→ Task prompt:
Copy all lines of the listing that include the string "tileset".

→ Records supplied:

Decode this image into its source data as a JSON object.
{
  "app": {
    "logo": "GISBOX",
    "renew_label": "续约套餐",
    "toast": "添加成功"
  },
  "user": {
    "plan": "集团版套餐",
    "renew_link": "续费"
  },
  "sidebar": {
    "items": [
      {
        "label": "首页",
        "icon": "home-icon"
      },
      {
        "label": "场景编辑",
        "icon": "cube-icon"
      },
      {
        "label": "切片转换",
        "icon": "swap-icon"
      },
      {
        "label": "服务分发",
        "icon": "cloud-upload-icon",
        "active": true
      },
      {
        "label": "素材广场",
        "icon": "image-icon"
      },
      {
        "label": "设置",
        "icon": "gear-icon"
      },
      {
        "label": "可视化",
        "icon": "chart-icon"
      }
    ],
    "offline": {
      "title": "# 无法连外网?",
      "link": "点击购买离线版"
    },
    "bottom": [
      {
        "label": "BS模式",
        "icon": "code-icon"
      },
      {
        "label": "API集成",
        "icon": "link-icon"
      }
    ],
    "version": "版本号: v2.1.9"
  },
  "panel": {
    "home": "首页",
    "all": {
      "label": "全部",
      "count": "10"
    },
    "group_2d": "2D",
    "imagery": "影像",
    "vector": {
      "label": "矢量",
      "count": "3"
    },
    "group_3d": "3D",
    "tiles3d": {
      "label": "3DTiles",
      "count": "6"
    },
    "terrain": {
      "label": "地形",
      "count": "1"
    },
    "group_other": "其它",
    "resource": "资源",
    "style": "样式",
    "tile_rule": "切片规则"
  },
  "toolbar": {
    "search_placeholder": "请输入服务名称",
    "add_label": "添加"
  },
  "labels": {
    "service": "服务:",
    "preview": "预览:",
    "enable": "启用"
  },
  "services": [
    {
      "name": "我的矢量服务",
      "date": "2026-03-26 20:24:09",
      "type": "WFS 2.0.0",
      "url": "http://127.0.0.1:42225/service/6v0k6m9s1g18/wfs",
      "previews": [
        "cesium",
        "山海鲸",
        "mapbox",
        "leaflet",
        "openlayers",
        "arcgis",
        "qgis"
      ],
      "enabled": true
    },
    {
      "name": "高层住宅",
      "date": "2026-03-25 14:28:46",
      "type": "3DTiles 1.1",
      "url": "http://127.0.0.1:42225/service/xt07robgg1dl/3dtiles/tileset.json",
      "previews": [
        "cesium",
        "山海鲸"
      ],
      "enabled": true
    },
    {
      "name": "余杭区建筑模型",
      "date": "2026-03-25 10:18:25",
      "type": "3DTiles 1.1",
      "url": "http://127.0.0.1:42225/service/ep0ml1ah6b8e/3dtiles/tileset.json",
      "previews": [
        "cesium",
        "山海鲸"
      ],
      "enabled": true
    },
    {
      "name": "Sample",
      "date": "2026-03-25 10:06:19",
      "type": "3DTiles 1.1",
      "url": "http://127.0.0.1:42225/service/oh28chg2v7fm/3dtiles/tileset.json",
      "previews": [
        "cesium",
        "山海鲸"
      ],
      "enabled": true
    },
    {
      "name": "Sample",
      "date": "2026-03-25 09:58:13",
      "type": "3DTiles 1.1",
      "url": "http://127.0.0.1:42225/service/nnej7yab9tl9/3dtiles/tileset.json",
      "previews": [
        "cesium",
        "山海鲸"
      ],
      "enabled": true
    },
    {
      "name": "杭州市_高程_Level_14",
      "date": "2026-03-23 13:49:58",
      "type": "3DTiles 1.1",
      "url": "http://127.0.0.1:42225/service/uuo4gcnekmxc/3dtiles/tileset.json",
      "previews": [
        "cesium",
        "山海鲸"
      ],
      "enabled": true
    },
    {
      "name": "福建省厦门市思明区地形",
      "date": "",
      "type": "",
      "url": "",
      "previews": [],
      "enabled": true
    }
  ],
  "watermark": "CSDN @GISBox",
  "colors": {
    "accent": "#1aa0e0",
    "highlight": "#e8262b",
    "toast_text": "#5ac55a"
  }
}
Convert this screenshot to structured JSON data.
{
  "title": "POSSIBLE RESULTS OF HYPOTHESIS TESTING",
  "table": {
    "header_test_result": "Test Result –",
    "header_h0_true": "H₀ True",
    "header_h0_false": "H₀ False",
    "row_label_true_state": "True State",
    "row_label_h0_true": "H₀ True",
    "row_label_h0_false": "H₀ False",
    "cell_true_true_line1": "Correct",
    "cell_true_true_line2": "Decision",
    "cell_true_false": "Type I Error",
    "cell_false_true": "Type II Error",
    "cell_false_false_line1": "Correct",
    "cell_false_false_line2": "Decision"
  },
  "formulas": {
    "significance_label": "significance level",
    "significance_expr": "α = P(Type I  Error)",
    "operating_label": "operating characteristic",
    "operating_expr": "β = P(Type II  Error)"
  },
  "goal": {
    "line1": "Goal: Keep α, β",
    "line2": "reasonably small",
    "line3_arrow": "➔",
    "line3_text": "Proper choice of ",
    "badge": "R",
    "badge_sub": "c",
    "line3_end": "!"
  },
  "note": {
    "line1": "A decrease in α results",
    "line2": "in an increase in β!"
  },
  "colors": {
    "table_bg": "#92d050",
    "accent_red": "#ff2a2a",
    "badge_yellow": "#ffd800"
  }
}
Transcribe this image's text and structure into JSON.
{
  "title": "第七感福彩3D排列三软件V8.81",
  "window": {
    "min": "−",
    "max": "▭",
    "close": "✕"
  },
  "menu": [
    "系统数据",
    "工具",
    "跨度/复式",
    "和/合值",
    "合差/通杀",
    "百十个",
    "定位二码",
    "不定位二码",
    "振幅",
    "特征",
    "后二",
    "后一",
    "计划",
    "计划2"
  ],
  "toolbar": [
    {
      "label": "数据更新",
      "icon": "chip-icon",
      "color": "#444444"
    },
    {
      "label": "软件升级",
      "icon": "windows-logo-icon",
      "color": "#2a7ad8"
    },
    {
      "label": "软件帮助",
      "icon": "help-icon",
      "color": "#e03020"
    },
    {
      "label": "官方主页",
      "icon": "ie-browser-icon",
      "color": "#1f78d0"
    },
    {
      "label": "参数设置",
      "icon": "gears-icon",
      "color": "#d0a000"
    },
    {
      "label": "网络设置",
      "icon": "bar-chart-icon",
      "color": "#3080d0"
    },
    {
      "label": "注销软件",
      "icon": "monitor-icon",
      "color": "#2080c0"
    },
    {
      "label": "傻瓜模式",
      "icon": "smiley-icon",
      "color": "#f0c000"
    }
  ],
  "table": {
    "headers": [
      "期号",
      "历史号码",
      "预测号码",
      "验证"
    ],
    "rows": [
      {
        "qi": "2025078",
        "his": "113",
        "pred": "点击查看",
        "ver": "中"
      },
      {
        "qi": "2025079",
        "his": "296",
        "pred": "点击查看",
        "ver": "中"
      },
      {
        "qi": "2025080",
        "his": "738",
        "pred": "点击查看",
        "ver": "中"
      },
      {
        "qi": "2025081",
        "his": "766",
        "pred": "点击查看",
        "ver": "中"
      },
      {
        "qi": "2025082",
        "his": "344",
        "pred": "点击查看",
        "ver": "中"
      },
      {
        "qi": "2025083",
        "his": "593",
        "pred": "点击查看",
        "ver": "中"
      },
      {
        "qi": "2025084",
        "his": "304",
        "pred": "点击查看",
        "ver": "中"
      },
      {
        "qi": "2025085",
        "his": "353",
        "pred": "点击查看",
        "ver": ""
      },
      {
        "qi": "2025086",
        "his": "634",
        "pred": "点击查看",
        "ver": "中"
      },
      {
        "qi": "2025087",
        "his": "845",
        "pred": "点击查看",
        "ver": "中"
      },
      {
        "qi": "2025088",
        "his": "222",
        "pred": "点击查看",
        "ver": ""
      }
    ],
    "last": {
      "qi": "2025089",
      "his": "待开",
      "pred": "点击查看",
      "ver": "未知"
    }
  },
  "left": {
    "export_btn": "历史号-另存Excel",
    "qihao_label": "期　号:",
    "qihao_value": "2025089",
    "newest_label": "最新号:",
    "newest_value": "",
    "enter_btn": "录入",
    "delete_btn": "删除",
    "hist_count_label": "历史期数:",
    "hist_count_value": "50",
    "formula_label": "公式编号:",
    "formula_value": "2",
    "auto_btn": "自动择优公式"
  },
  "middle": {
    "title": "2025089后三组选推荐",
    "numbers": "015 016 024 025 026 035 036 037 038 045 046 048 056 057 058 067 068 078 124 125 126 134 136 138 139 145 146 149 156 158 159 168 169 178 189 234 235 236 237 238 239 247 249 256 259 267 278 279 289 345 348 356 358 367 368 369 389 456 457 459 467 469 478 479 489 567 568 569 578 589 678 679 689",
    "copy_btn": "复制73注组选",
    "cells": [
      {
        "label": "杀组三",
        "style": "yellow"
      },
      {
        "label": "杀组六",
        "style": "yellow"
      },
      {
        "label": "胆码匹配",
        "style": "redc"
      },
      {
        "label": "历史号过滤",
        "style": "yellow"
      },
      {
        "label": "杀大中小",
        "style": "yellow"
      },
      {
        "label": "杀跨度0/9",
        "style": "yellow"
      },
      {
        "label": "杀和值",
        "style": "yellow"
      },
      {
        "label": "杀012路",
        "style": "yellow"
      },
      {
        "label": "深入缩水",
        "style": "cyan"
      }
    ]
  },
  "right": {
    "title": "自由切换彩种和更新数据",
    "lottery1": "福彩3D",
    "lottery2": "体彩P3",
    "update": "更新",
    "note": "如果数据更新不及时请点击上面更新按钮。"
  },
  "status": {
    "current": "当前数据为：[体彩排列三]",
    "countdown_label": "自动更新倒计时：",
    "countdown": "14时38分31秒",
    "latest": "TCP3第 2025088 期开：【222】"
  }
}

→ Result below:
      "url": "http://127.0.0.1:42225/service/xt07robgg1dl/3dtiles/tileset.json",
      "url": "http://127.0.0.1:42225/service/ep0ml1ah6b8e/3dtiles/tileset.json",
      "url": "http://127.0.0.1:42225/service/oh28chg2v7fm/3dtiles/tileset.json",
      "url": "http://127.0.0.1:42225/service/nnej7yab9tl9/3dtiles/tileset.json",
      "url": "http://127.0.0.1:42225/service/uuo4gcnekmxc/3dtiles/tileset.json",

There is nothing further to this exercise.